What to work on - If a line of the records contains the word "DACs", list it.

Entries from a visual dataset
_ _ _ _

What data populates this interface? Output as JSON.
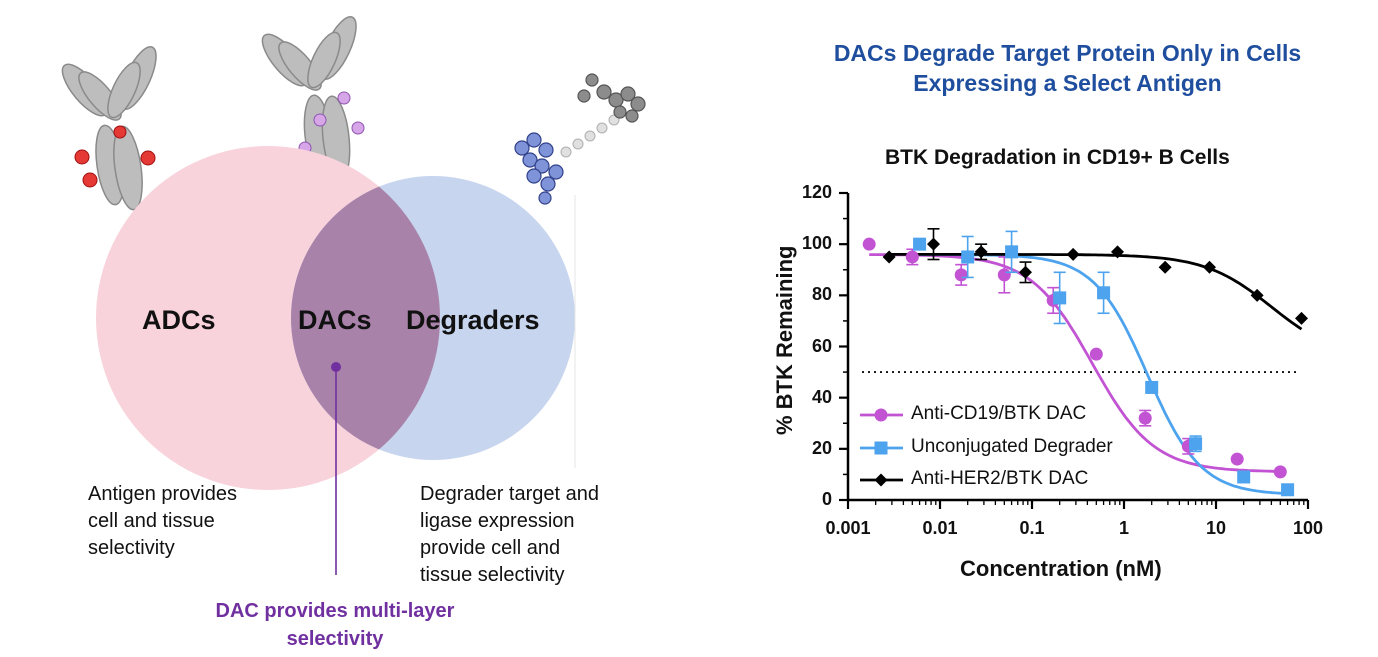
{
  "venn": {
    "left_label": "ADCs",
    "middle_label": "DACs",
    "right_label": "Degraders",
    "left_caption": [
      "Antigen provides",
      "cell and tissue",
      "selectivity"
    ],
    "right_caption": [
      "Degrader target and",
      "ligase expression",
      "provide cell and",
      "tissue selectivity"
    ],
    "bottom_caption": [
      "DAC provides multi-layer",
      "selectivity"
    ],
    "colors": {
      "left": "#f9d3dc",
      "right": "#c7d5ee",
      "overlap": "#a882a8",
      "accent": "#7030a0"
    }
  },
  "main_title": [
    "DACs Degrade Target Protein Only in Cells",
    "Expressing a Select Antigen"
  ],
  "chart_data": {
    "type": "scatter",
    "title": "BTK Degradation in CD19+ B Cells",
    "xlabel": "Concentration  (nM)",
    "ylabel": "% BTK Remaining",
    "xscale": "log",
    "xlim": [
      0.001,
      100
    ],
    "ylim": [
      0,
      120
    ],
    "xticks": [
      0.001,
      0.01,
      0.1,
      1,
      10,
      100
    ],
    "xtick_labels": [
      "0.001",
      "0.01",
      "0.1",
      "1",
      "10",
      "100"
    ],
    "yticks": [
      0,
      20,
      40,
      60,
      80,
      100,
      120
    ],
    "ytick_labels": [
      "0",
      "20",
      "40",
      "60",
      "80",
      "100",
      "120"
    ],
    "reference_line": 50,
    "legend_position": "bottom-left",
    "series": [
      {
        "name": "Anti-CD19/BTK  DAC",
        "color": "#c254d4",
        "marker": "circle",
        "x": [
          0.0017,
          0.005,
          0.017,
          0.05,
          0.17,
          0.5,
          1.7,
          5,
          17,
          50
        ],
        "y": [
          100,
          95,
          88,
          88,
          78,
          57,
          32,
          21,
          16,
          11
        ],
        "err": [
          0,
          3,
          4,
          7,
          5,
          0,
          3,
          3,
          0,
          0
        ],
        "fit": {
          "top": 96,
          "bottom": 11,
          "ec50": 0.45,
          "hill": 1.3
        }
      },
      {
        "name": "Unconjugated Degrader",
        "color": "#4da3ee",
        "marker": "square",
        "x": [
          0.006,
          0.02,
          0.06,
          0.2,
          0.6,
          2,
          6,
          20,
          60
        ],
        "y": [
          100,
          95,
          97,
          79,
          81,
          44,
          22,
          9,
          4
        ],
        "err": [
          0,
          8,
          8,
          10,
          8,
          0,
          3,
          0,
          0
        ],
        "fit": {
          "top": 96,
          "bottom": 2,
          "ec50": 1.8,
          "hill": 1.5
        }
      },
      {
        "name": "Anti-HER2/BTK DAC",
        "color": "#000000",
        "marker": "diamond",
        "x": [
          0.0028,
          0.0085,
          0.028,
          0.085,
          0.28,
          0.85,
          2.8,
          8.5,
          28,
          85
        ],
        "y": [
          95,
          100,
          97,
          89,
          96,
          97,
          91,
          91,
          80,
          71
        ],
        "err": [
          0,
          6,
          3,
          4,
          0,
          0,
          0,
          0,
          0,
          0
        ],
        "fit": {
          "top": 96,
          "bottom": 55,
          "ec50": 40,
          "hill": 1.2
        }
      }
    ]
  }
}
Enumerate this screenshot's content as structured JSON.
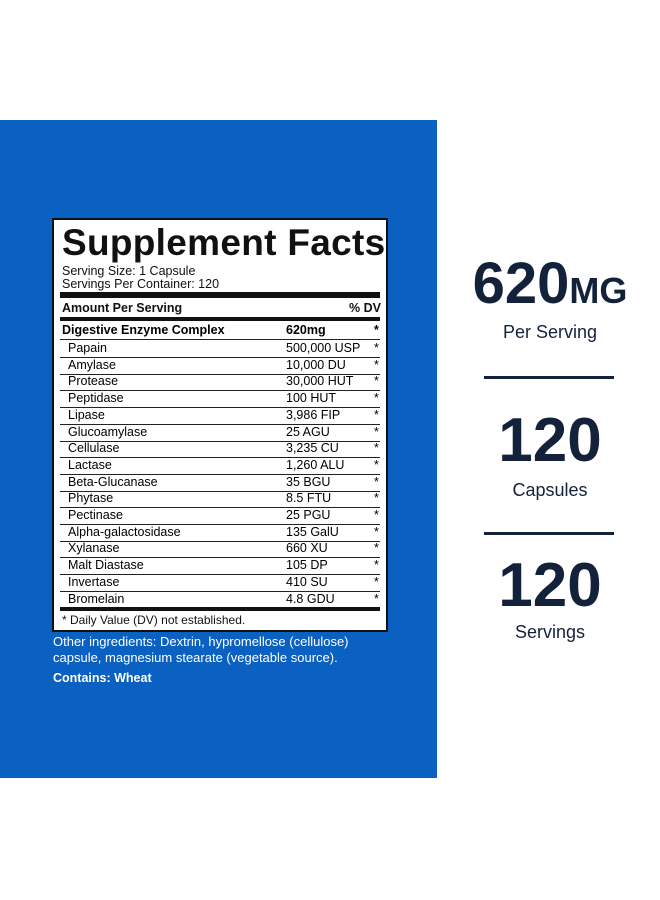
{
  "label": {
    "title": "Supplement Facts",
    "serving_size": "Serving Size: 1 Capsule",
    "servings_per_container": "Servings Per Container: 120",
    "header": {
      "amount": "Amount Per Serving",
      "dv": "% DV"
    },
    "complex": {
      "name": "Digestive Enzyme Complex",
      "amount": "620mg",
      "dv": "*"
    },
    "rows": [
      [
        "Papain",
        "500,000 USP",
        "*"
      ],
      [
        "Amylase",
        "10,000 DU",
        "*"
      ],
      [
        "Protease",
        "30,000 HUT",
        "*"
      ],
      [
        "Peptidase",
        "100 HUT",
        "*"
      ],
      [
        "Lipase",
        "3,986 FIP",
        "*"
      ],
      [
        "Glucoamylase",
        "25 AGU",
        "*"
      ],
      [
        "Cellulase",
        "3,235 CU",
        "*"
      ],
      [
        "Lactase",
        "1,260 ALU",
        "*"
      ],
      [
        "Beta-Glucanase",
        "35 BGU",
        "*"
      ],
      [
        "Phytase",
        "8.5 FTU",
        "*"
      ],
      [
        "Pectinase",
        "25 PGU",
        "*"
      ],
      [
        "Alpha-galactosidase",
        "135  GalU",
        "*"
      ],
      [
        "Xylanase",
        "660 XU",
        "*"
      ],
      [
        "Malt Diastase",
        "105 DP",
        "*"
      ],
      [
        "Invertase",
        "410 SU",
        "*"
      ],
      [
        "Bromelain",
        "4.8 GDU",
        "*"
      ]
    ],
    "footnote": "* Daily Value (DV) not established."
  },
  "other_ingredients": "Other ingredients: Dextrin, hypromellose (cellulose) capsule, magnesium stearate (vegetable source).",
  "contains": "Contains: Wheat",
  "stats": [
    {
      "value": "620",
      "unit": "MG",
      "caption": "Per Serving"
    },
    {
      "value": "120",
      "caption": "Capsules"
    },
    {
      "value": "120",
      "caption": "Servings"
    }
  ]
}
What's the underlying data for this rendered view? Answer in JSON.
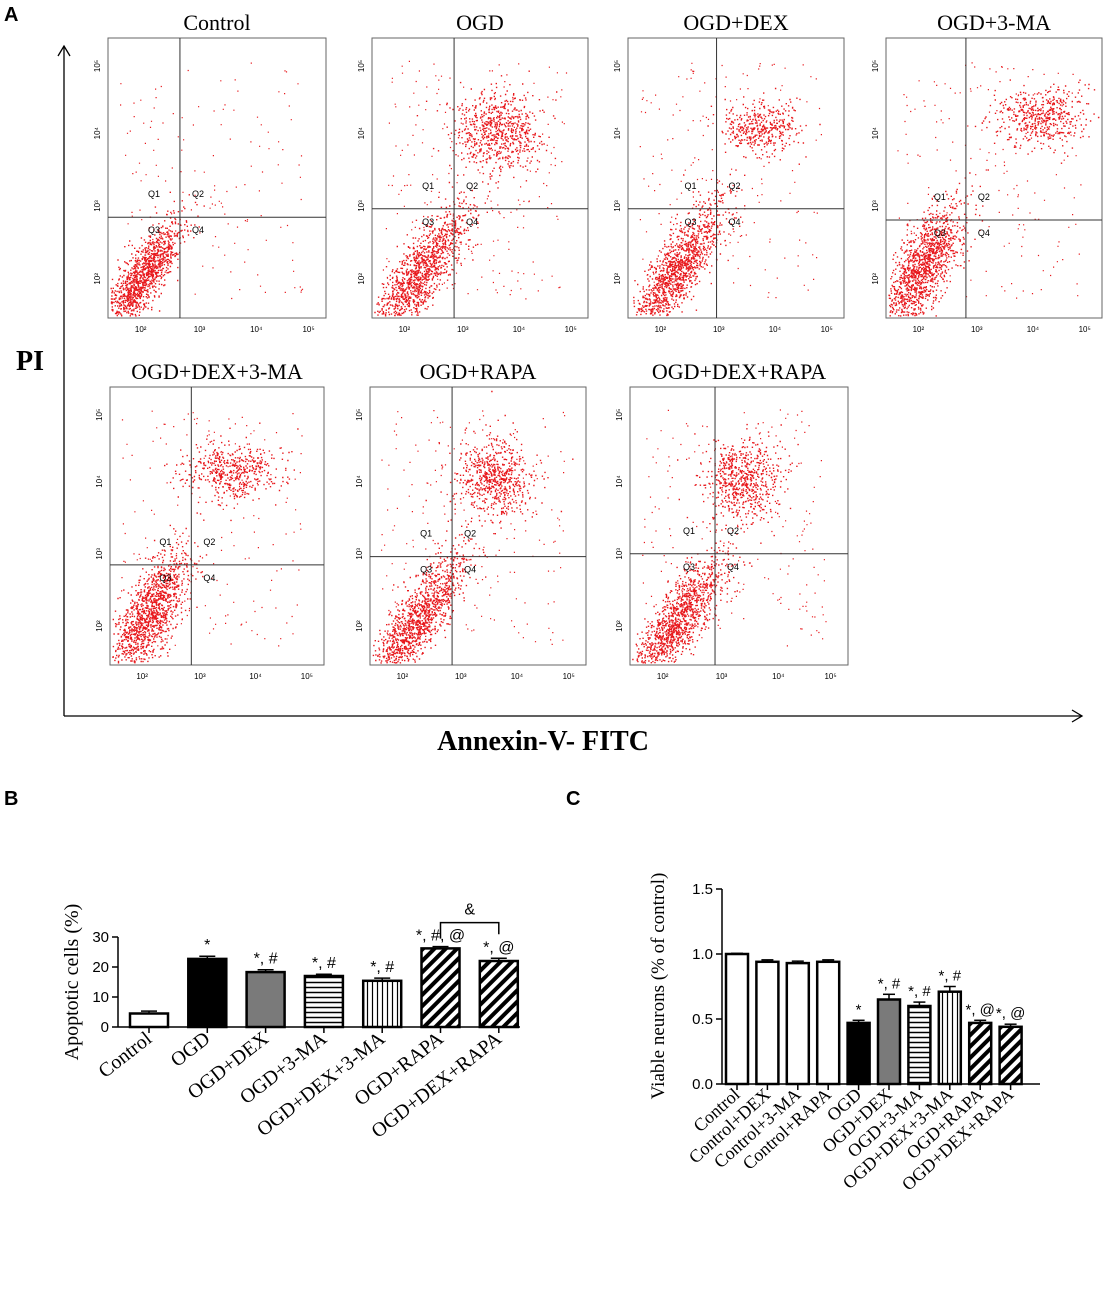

_ _ _ _

Solution to this problem -
    "middle_label": "DACs",
    "DACs Degrade Target Protein Only in Cells",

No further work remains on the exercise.